■ DATA PROVIDED ■

★ ★ ★

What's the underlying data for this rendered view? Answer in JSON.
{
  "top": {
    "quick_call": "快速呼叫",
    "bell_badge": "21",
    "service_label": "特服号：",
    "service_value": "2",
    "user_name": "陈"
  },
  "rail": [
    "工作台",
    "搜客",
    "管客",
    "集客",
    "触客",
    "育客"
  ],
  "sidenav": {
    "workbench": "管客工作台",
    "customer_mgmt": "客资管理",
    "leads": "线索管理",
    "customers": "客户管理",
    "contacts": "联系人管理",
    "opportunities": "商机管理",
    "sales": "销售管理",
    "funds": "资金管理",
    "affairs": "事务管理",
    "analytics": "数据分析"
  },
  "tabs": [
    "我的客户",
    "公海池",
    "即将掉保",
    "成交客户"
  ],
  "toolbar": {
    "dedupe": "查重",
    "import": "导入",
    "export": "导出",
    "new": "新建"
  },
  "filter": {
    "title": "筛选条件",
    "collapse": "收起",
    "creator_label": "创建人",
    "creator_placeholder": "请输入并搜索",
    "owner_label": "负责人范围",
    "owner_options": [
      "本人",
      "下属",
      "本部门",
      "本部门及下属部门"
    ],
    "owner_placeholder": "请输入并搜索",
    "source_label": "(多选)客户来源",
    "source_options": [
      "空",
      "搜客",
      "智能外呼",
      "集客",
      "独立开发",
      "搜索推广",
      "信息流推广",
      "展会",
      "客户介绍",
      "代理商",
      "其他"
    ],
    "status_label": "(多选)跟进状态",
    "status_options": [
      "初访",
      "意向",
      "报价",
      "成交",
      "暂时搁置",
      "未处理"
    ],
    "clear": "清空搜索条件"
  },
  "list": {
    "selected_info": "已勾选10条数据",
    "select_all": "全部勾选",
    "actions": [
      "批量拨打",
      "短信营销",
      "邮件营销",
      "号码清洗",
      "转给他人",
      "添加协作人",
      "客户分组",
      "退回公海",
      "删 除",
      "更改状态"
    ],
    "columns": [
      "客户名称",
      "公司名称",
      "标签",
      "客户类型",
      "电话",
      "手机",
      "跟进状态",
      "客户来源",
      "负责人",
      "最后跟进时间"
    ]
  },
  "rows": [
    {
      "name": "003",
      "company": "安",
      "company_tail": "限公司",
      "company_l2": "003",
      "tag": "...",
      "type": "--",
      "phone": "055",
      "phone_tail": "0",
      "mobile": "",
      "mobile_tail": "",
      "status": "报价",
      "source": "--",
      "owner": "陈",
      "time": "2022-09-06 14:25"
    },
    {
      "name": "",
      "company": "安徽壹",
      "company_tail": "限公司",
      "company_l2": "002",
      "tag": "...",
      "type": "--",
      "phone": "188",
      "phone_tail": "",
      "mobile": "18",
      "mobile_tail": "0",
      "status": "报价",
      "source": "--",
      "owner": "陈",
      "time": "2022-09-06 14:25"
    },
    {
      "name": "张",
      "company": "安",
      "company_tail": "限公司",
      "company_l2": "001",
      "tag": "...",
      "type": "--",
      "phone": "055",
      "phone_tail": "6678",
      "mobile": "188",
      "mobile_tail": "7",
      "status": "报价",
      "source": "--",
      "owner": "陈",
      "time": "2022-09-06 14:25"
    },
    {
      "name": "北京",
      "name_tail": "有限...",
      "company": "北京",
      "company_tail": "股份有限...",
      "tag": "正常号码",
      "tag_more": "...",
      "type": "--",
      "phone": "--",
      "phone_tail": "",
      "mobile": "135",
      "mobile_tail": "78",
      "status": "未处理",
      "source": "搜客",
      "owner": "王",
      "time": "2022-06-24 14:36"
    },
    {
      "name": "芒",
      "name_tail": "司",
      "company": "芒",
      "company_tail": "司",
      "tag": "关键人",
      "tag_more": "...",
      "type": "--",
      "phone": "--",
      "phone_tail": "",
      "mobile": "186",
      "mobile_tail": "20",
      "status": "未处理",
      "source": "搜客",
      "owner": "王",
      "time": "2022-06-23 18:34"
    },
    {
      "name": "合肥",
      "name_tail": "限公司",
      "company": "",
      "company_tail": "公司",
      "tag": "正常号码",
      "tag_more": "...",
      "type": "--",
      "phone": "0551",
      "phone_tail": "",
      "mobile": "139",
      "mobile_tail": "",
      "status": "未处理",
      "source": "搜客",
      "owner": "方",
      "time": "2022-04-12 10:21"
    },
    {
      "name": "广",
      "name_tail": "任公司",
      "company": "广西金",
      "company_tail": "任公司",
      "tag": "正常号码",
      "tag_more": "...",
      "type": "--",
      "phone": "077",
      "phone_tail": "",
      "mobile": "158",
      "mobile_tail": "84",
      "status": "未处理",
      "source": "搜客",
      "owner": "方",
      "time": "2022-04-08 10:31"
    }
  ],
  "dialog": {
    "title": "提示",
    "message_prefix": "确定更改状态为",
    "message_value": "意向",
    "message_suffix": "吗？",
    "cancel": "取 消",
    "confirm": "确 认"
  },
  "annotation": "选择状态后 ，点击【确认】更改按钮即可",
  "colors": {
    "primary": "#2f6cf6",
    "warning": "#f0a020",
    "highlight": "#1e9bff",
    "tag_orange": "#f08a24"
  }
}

★ ★ ★

■ INSTRUCTION ■
Every entry above needs to be quoted exactly.

■ EXERCISE SOLUTION ■
What's the underlying data for this rendered view? Answer in JSON.
{
  "top": {
    "quick_call": "快速呼叫",
    "bell_badge": "21",
    "service_label": "特服号：",
    "service_value": "2",
    "user_name": "陈"
  },
  "rail": [
    "工作台",
    "搜客",
    "管客",
    "集客",
    "触客",
    "育客"
  ],
  "sidenav": {
    "workbench": "管客工作台",
    "customer_mgmt": "客资管理",
    "leads": "线索管理",
    "customers": "客户管理",
    "contacts": "联系人管理",
    "opportunities": "商机管理",
    "sales": "销售管理",
    "funds": "资金管理",
    "affairs": "事务管理",
    "analytics": "数据分析"
  },
  "tabs": [
    "我的客户",
    "公海池",
    "即将掉保",
    "成交客户"
  ],
  "toolbar": {
    "dedupe": "查重",
    "import": "导入",
    "export": "导出",
    "new": "新建"
  },
  "filter": {
    "title": "筛选条件",
    "collapse": "收起",
    "creator_label": "创建人",
    "creator_placeholder": "请输入并搜索",
    "owner_label": "负责人范围",
    "owner_options": [
      "本人",
      "下属",
      "本部门",
      "本部门及下属部门"
    ],
    "owner_placeholder": "请输入并搜索",
    "source_label": "(多选)客户来源",
    "source_options": [
      "空",
      "搜客",
      "智能外呼",
      "集客",
      "独立开发",
      "搜索推广",
      "信息流推广",
      "展会",
      "客户介绍",
      "代理商",
      "其他"
    ],
    "status_label": "(多选)跟进状态",
    "status_options": [
      "初访",
      "意向",
      "报价",
      "成交",
      "暂时搁置",
      "未处理"
    ],
    "clear": "清空搜索条件"
  },
  "list": {
    "selected_info": "已勾选10条数据",
    "select_all": "全部勾选",
    "actions": [
      "批量拨打",
      "短信营销",
      "邮件营销",
      "号码清洗",
      "转给他人",
      "添加协作人",
      "客户分组",
      "退回公海",
      "删 除",
      "更改状态"
    ],
    "columns": [
      "客户名称",
      "公司名称",
      "标签",
      "客户类型",
      "电话",
      "手机",
      "跟进状态",
      "客户来源",
      "负责人",
      "最后跟进时间"
    ]
  },
  "rows": [
    {
      "name": "003",
      "company": "安",
      "company_tail": "限公司",
      "company_l2": "003",
      "tag": "...",
      "type": "--",
      "phone": "055",
      "phone_tail": "0",
      "mobile": "",
      "mobile_tail": "",
      "status": "报价",
      "source": "--",
      "owner": "陈",
      "time": "2022-09-06 14:25"
    },
    {
      "name": "",
      "company": "安徽壹",
      "company_tail": "限公司",
      "company_l2": "002",
      "tag": "...",
      "type": "--",
      "phone": "188",
      "phone_tail": "",
      "mobile": "18",
      "mobile_tail": "0",
      "status": "报价",
      "source": "--",
      "owner": "陈",
      "time": "2022-09-06 14:25"
    },
    {
      "name": "张",
      "company": "安",
      "company_tail": "限公司",
      "company_l2": "001",
      "tag": "...",
      "type": "--",
      "phone": "055",
      "phone_tail": "6678",
      "mobile": "188",
      "mobile_tail": "7",
      "status": "报价",
      "source": "--",
      "owner": "陈",
      "time": "2022-09-06 14:25"
    },
    {
      "name": "北京",
      "name_tail": "有限...",
      "company": "北京",
      "company_tail": "股份有限...",
      "tag": "正常号码",
      "tag_more": "...",
      "type": "--",
      "phone": "--",
      "phone_tail": "",
      "mobile": "135",
      "mobile_tail": "78",
      "status": "未处理",
      "source": "搜客",
      "owner": "王",
      "time": "2022-06-24 14:36"
    },
    {
      "name": "芒",
      "name_tail": "司",
      "company": "芒",
      "company_tail": "司",
      "tag": "关键人",
      "tag_more": "...",
      "type": "--",
      "phone": "--",
      "phone_tail": "",
      "mobile": "186",
      "mobile_tail": "20",
      "status": "未处理",
      "source": "搜客",
      "owner": "王",
      "time": "2022-06-23 18:34"
    },
    {
      "name": "合肥",
      "name_tail": "限公司",
      "company": "",
      "company_tail": "公司",
      "tag": "正常号码",
      "tag_more": "...",
      "type": "--",
      "phone": "0551",
      "phone_tail": "",
      "mobile": "139",
      "mobile_tail": "",
      "status": "未处理",
      "source": "搜客",
      "owner": "方",
      "time": "2022-04-12 10:21"
    },
    {
      "name": "广",
      "name_tail": "任公司",
      "company": "广西金",
      "company_tail": "任公司",
      "tag": "正常号码",
      "tag_more": "...",
      "type": "--",
      "phone": "077",
      "phone_tail": "",
      "mobile": "158",
      "mobile_tail": "84",
      "status": "未处理",
      "source": "搜客",
      "owner": "方",
      "time": "2022-04-08 10:31"
    }
  ],
  "dialog": {
    "title": "提示",
    "message_prefix": "确定更改状态为",
    "message_value": "意向",
    "message_suffix": "吗？",
    "cancel": "取 消",
    "confirm": "确 认"
  },
  "annotation": "选择状态后 ，点击【确认】更改按钮即可",
  "colors": {
    "primary": "#2f6cf6",
    "warning": "#f0a020",
    "highlight": "#1e9bff",
    "tag_orange": "#f08a24"
  }
}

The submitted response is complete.